▸ **Task directions**
Put the lines below, from the line with "bar bbox=[334, 254, 336, 260]" to the line with "bar bbox=[215, 252, 218, 260]", into a Markdown table with the columns Row and Line. Number each line in the Row column and leave out any blank lines.

▸ **Excerpted data**
# # # #
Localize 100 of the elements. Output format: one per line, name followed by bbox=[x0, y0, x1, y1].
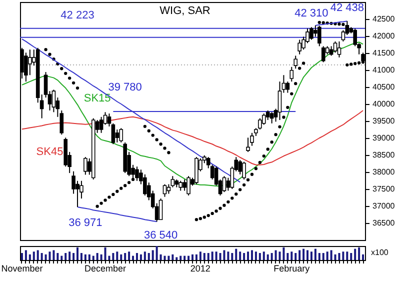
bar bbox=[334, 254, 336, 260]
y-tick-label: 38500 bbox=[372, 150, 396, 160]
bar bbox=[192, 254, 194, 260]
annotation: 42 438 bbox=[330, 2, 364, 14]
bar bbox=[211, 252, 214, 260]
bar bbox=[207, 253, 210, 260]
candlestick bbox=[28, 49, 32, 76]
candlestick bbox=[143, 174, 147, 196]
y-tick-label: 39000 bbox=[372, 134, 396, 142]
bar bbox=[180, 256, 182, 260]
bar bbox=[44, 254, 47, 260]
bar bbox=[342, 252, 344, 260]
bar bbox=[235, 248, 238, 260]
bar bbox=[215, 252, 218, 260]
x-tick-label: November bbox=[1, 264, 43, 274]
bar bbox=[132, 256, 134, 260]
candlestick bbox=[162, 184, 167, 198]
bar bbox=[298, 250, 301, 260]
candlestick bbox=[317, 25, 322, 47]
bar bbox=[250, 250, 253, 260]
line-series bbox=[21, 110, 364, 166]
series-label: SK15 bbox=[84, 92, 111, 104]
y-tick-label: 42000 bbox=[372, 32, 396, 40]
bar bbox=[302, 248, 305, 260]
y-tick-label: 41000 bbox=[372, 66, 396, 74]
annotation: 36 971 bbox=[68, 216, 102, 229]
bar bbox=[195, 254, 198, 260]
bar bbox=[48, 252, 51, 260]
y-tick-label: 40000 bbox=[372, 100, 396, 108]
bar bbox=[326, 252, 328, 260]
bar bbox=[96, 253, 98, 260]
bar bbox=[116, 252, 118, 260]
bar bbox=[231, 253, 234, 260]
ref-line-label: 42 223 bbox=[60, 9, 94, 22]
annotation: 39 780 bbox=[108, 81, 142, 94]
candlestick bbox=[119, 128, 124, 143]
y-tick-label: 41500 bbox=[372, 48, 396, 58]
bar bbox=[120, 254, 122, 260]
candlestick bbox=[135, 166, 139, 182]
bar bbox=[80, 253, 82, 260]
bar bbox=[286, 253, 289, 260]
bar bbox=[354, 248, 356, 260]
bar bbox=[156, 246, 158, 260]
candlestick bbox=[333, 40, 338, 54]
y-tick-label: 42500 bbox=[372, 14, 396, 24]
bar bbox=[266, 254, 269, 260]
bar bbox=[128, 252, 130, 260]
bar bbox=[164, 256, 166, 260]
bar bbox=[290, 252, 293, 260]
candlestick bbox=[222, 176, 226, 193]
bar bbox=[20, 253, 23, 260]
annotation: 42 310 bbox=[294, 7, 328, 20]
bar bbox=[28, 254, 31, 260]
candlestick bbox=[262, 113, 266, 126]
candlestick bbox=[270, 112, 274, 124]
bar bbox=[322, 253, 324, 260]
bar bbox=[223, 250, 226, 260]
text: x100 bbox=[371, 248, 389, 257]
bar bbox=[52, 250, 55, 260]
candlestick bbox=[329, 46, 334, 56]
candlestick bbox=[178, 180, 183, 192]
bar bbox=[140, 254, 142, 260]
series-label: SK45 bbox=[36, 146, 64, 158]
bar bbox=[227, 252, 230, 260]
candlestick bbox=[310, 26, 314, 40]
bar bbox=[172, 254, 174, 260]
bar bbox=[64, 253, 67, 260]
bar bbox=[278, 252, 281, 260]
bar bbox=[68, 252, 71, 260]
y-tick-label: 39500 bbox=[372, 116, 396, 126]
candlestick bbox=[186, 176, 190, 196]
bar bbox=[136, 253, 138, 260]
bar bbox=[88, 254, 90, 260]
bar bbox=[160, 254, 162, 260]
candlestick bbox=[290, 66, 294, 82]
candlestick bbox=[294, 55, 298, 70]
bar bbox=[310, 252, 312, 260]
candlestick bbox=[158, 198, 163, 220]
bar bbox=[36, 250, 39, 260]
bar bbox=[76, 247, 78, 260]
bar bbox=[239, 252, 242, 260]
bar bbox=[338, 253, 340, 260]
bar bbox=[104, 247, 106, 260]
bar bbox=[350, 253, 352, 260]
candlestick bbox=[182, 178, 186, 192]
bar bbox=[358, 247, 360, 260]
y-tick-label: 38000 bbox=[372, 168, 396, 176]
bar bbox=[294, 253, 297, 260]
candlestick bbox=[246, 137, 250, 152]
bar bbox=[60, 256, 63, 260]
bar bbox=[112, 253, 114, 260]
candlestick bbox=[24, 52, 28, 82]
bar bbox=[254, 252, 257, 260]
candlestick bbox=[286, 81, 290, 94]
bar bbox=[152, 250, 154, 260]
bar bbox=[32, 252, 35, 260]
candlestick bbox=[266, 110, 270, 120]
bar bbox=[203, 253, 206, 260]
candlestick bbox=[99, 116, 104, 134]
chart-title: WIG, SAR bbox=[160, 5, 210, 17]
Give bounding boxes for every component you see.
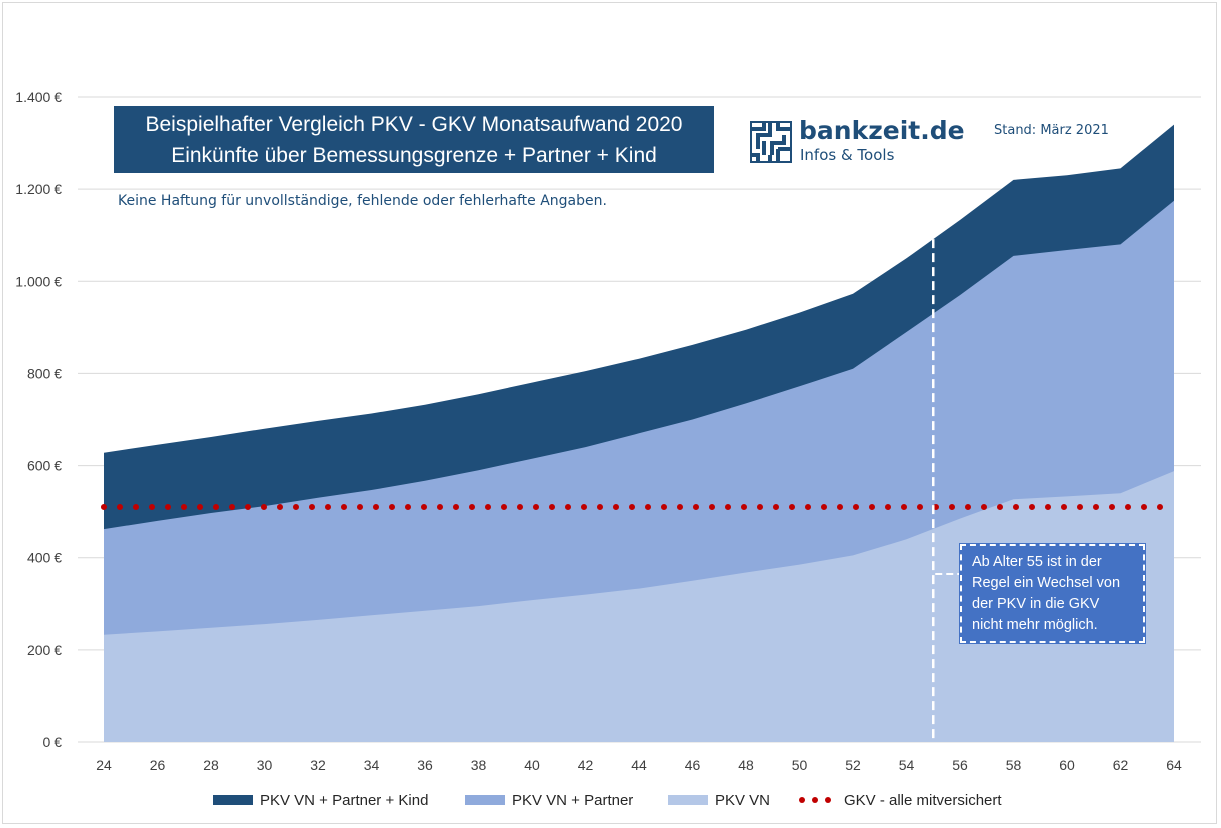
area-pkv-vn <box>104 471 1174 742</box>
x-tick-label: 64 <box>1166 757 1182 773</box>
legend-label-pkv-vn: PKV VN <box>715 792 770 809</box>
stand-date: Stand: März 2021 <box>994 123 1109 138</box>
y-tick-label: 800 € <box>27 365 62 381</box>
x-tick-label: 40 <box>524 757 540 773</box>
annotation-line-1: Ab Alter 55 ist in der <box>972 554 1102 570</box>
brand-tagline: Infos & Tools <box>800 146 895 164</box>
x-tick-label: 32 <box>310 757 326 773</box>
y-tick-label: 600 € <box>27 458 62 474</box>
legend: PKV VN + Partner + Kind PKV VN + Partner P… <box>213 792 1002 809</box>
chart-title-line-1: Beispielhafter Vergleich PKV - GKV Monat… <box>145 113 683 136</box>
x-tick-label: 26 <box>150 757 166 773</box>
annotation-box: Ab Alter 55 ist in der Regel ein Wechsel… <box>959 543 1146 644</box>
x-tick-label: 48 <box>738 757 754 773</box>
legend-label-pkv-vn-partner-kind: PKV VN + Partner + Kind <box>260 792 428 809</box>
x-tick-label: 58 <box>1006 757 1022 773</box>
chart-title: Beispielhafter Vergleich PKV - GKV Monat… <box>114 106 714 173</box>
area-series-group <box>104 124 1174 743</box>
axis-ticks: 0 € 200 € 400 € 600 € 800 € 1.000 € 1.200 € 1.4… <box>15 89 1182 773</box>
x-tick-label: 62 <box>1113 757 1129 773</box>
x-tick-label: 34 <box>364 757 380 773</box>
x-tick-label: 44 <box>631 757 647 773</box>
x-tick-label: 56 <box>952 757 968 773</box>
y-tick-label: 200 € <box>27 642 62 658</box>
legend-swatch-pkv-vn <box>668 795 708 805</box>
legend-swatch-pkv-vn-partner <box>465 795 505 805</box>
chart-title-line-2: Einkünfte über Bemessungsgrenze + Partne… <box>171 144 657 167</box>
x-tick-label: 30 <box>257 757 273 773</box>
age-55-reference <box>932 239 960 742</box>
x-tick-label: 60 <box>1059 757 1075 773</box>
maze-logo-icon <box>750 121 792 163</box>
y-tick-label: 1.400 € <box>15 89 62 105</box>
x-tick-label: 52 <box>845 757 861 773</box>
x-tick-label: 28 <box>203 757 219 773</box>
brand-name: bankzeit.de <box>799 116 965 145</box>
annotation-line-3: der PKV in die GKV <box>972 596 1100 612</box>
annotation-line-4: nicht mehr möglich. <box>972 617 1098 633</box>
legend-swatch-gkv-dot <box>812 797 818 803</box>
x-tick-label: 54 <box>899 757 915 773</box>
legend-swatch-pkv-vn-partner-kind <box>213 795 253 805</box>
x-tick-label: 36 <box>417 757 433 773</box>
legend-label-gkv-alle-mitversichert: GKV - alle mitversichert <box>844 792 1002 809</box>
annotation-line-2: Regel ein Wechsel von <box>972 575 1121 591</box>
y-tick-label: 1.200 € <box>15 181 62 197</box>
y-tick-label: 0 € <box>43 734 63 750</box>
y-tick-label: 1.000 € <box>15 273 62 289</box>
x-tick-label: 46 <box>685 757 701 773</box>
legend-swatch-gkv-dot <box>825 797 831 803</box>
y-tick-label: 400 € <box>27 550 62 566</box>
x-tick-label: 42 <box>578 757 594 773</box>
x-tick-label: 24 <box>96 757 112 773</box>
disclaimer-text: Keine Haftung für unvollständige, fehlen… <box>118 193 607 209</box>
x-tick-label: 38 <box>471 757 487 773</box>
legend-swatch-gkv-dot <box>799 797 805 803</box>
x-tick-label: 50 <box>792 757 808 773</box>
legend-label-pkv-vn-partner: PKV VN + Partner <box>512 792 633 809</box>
# # # #
▸ **Exercise result**
| Row | Line |
|---|---|
| 1 | bar bbox=[334, 254, 336, 260] |
| 2 | y-tick-label: 38500 bbox=[372, 150, 396, 160] |
| 3 | bar bbox=[192, 254, 194, 260] |
| 4 | annotation: 42 438 bbox=[330, 2, 364, 14] |
| 5 | bar bbox=[211, 252, 214, 260] |
| 6 | bar bbox=[207, 253, 210, 260] |
| 7 | candlestick bbox=[28, 49, 32, 76] |
| 8 | candlestick bbox=[143, 174, 147, 196] |
| 9 | y-tick-label: 39000 bbox=[372, 134, 396, 142] |
| 10 | bar bbox=[180, 256, 182, 260] |
| 11 | bar bbox=[44, 254, 47, 260] |
| 12 | bar bbox=[342, 252, 344, 260] |
| 13 | bar bbox=[235, 248, 238, 260] |
| 14 | bar bbox=[215, 252, 218, 260] |